• **GOAL**:
Which lines below hold the word "Severity"? Report each one.

• **LISTED RECORDS**:
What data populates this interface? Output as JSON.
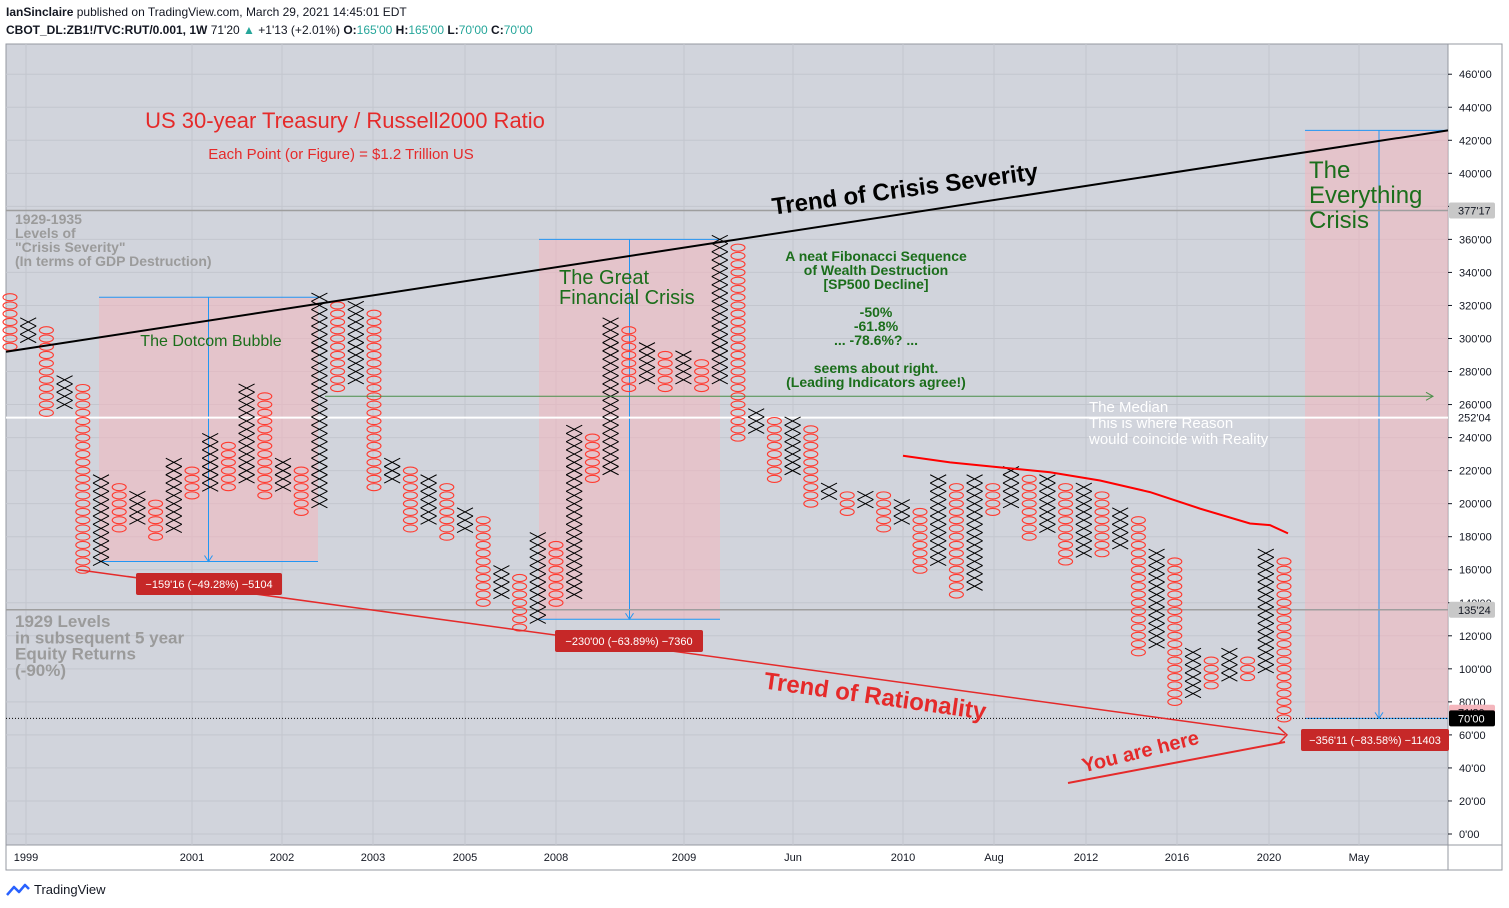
{
  "header": {
    "publisher": "IanSinclaire",
    "published_text": "published on TradingView.com, March 29, 2021 14:45:01 EDT",
    "symbol": "CBOT_DL:ZB1!/TVC:RUT/0.001, 1W",
    "last": "71'20",
    "change_arrow": "▲",
    "change": "+1'13 (+2.01%)",
    "ohlc": [
      {
        "k": "O:",
        "v": "165'00"
      },
      {
        "k": "H:",
        "v": "165'00"
      },
      {
        "k": "L:",
        "v": "70'00"
      },
      {
        "k": "C:",
        "v": "70'00"
      }
    ]
  },
  "footer": {
    "brand": "TradingView",
    "icon": "tradingview-logo-icon"
  },
  "colors": {
    "background": "#d1d4dc",
    "x_mark": "#000000",
    "o_mark": "#ff3b30",
    "highlight": "#f4b6bd",
    "annotation_red": "#e52a2a",
    "annotation_green": "#1b6e1b",
    "annotation_gray": "#9b9b9b",
    "line_blue": "#2196f3"
  },
  "annotations": {
    "title": "US 30-year Treasury / Russell2000 Ratio",
    "subtitle": "Each Point (or Figure) = $1.2 Trillion US",
    "crisis_trend": "Trend of Crisis Severity",
    "rationality_trend": "Trend of Rationality",
    "dotcom": "The Dotcom Bubble",
    "gfc": [
      "The Great",
      "Financial Crisis"
    ],
    "everything": [
      "The",
      "Everything",
      "Crisis"
    ],
    "levels_1929_1935": [
      "1929-1935",
      "Levels of",
      "\"Crisis Severity\"",
      "(In terms of GDP Destruction)"
    ],
    "levels_1929": [
      "1929 Levels",
      "in subsequent 5 year",
      "Equity  Returns",
      "(-90%)"
    ],
    "fib": [
      "A neat Fibonacci Sequence",
      "of Wealth Destruction",
      "[SP500 Decline]",
      "",
      "-50%",
      "-61.8%",
      "... -78.6%? ...",
      "",
      "seems about right.",
      "(Leading Indicators agree!)"
    ],
    "median": [
      "The Median",
      "This is where Reason",
      "would coincide with Reality"
    ],
    "you_are_here": "You are here",
    "measure_1": "−159'16 (−49.28%) −5104",
    "measure_2": "−230'00 (−63.89%) −7360",
    "measure_3": "−356'11 (−83.58%) −11403"
  },
  "chart_data": {
    "type": "point_and_figure",
    "title": "",
    "y_axis": {
      "ticks": [
        "0'00",
        "20'00",
        "40'00",
        "60'00",
        "80'00",
        "100'00",
        "120'00",
        "140'00",
        "160'00",
        "180'00",
        "200'00",
        "220'00",
        "240'00",
        "260'00",
        "280'00",
        "300'00",
        "320'00",
        "340'00",
        "360'00",
        "380'00",
        "400'00",
        "420'00",
        "440'00",
        "460'00"
      ],
      "range": [
        0,
        470
      ]
    },
    "x_axis": {
      "ticks": [
        "1999",
        "2001",
        "2002",
        "2003",
        "2005",
        "2008",
        "2009",
        "Jun",
        "2010",
        "Aug",
        "2012",
        "2016",
        "2020",
        "May"
      ]
    },
    "price_labels": [
      {
        "text": "377'17",
        "value": 377.5
      },
      {
        "text": "252'04",
        "value": 252.1
      },
      {
        "text": "135'24",
        "value": 135.75
      },
      {
        "text": "71'20",
        "value": 71.6
      },
      {
        "text": "70'00",
        "value": 70
      }
    ],
    "box_size": 5,
    "columns": [
      {
        "type": "O",
        "from": 325,
        "to": 295
      },
      {
        "type": "X",
        "from": 300,
        "to": 310
      },
      {
        "type": "O",
        "from": 305,
        "to": 255
      },
      {
        "type": "X",
        "from": 260,
        "to": 275
      },
      {
        "type": "O",
        "from": 270,
        "to": 160
      },
      {
        "type": "X",
        "from": 165,
        "to": 215
      },
      {
        "type": "O",
        "from": 210,
        "to": 185
      },
      {
        "type": "X",
        "from": 190,
        "to": 205
      },
      {
        "type": "O",
        "from": 200,
        "to": 180
      },
      {
        "type": "X",
        "from": 185,
        "to": 225
      },
      {
        "type": "O",
        "from": 220,
        "to": 205
      },
      {
        "type": "X",
        "from": 210,
        "to": 240
      },
      {
        "type": "O",
        "from": 235,
        "to": 210
      },
      {
        "type": "X",
        "from": 215,
        "to": 270
      },
      {
        "type": "O",
        "from": 265,
        "to": 205
      },
      {
        "type": "X",
        "from": 210,
        "to": 225
      },
      {
        "type": "O",
        "from": 220,
        "to": 195
      },
      {
        "type": "X",
        "from": 200,
        "to": 325
      },
      {
        "type": "O",
        "from": 320,
        "to": 270
      },
      {
        "type": "X",
        "from": 275,
        "to": 320
      },
      {
        "type": "O",
        "from": 315,
        "to": 210
      },
      {
        "type": "X",
        "from": 215,
        "to": 225
      },
      {
        "type": "O",
        "from": 220,
        "to": 185
      },
      {
        "type": "X",
        "from": 190,
        "to": 215
      },
      {
        "type": "O",
        "from": 210,
        "to": 180
      },
      {
        "type": "X",
        "from": 185,
        "to": 195
      },
      {
        "type": "O",
        "from": 190,
        "to": 140
      },
      {
        "type": "X",
        "from": 145,
        "to": 160
      },
      {
        "type": "O",
        "from": 155,
        "to": 125
      },
      {
        "type": "X",
        "from": 130,
        "to": 180
      },
      {
        "type": "O",
        "from": 175,
        "to": 140
      },
      {
        "type": "X",
        "from": 145,
        "to": 245
      },
      {
        "type": "O",
        "from": 240,
        "to": 215
      },
      {
        "type": "X",
        "from": 220,
        "to": 310
      },
      {
        "type": "O",
        "from": 305,
        "to": 270
      },
      {
        "type": "X",
        "from": 275,
        "to": 295
      },
      {
        "type": "O",
        "from": 290,
        "to": 270
      },
      {
        "type": "X",
        "from": 275,
        "to": 290
      },
      {
        "type": "O",
        "from": 285,
        "to": 270
      },
      {
        "type": "X",
        "from": 275,
        "to": 360
      },
      {
        "type": "O",
        "from": 355,
        "to": 240
      },
      {
        "type": "X",
        "from": 245,
        "to": 255
      },
      {
        "type": "O",
        "from": 250,
        "to": 215
      },
      {
        "type": "X",
        "from": 220,
        "to": 250
      },
      {
        "type": "O",
        "from": 245,
        "to": 200
      },
      {
        "type": "X",
        "from": 205,
        "to": 210
      },
      {
        "type": "O",
        "from": 205,
        "to": 195
      },
      {
        "type": "X",
        "from": 200,
        "to": 205
      },
      {
        "type": "O",
        "from": 205,
        "to": 185
      },
      {
        "type": "X",
        "from": 190,
        "to": 200
      },
      {
        "type": "O",
        "from": 195,
        "to": 160
      },
      {
        "type": "X",
        "from": 165,
        "to": 215
      },
      {
        "type": "O",
        "from": 210,
        "to": 145
      },
      {
        "type": "X",
        "from": 150,
        "to": 215
      },
      {
        "type": "O",
        "from": 210,
        "to": 195
      },
      {
        "type": "X",
        "from": 200,
        "to": 220
      },
      {
        "type": "O",
        "from": 215,
        "to": 180
      },
      {
        "type": "X",
        "from": 185,
        "to": 215
      },
      {
        "type": "O",
        "from": 210,
        "to": 165
      },
      {
        "type": "X",
        "from": 170,
        "to": 210
      },
      {
        "type": "O",
        "from": 205,
        "to": 170
      },
      {
        "type": "X",
        "from": 175,
        "to": 195
      },
      {
        "type": "O",
        "from": 190,
        "to": 110
      },
      {
        "type": "X",
        "from": 115,
        "to": 170
      },
      {
        "type": "O",
        "from": 165,
        "to": 80
      },
      {
        "type": "X",
        "from": 85,
        "to": 110
      },
      {
        "type": "O",
        "from": 105,
        "to": 90
      },
      {
        "type": "X",
        "from": 95,
        "to": 110
      },
      {
        "type": "O",
        "from": 105,
        "to": 95
      },
      {
        "type": "X",
        "from": 100,
        "to": 170
      },
      {
        "type": "O",
        "from": 165,
        "to": 70
      }
    ]
  }
}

• **PROBLEM SOLUTION**:
    "crisis_trend": "Trend of Crisis Severity",
      "\"Crisis Severity\"",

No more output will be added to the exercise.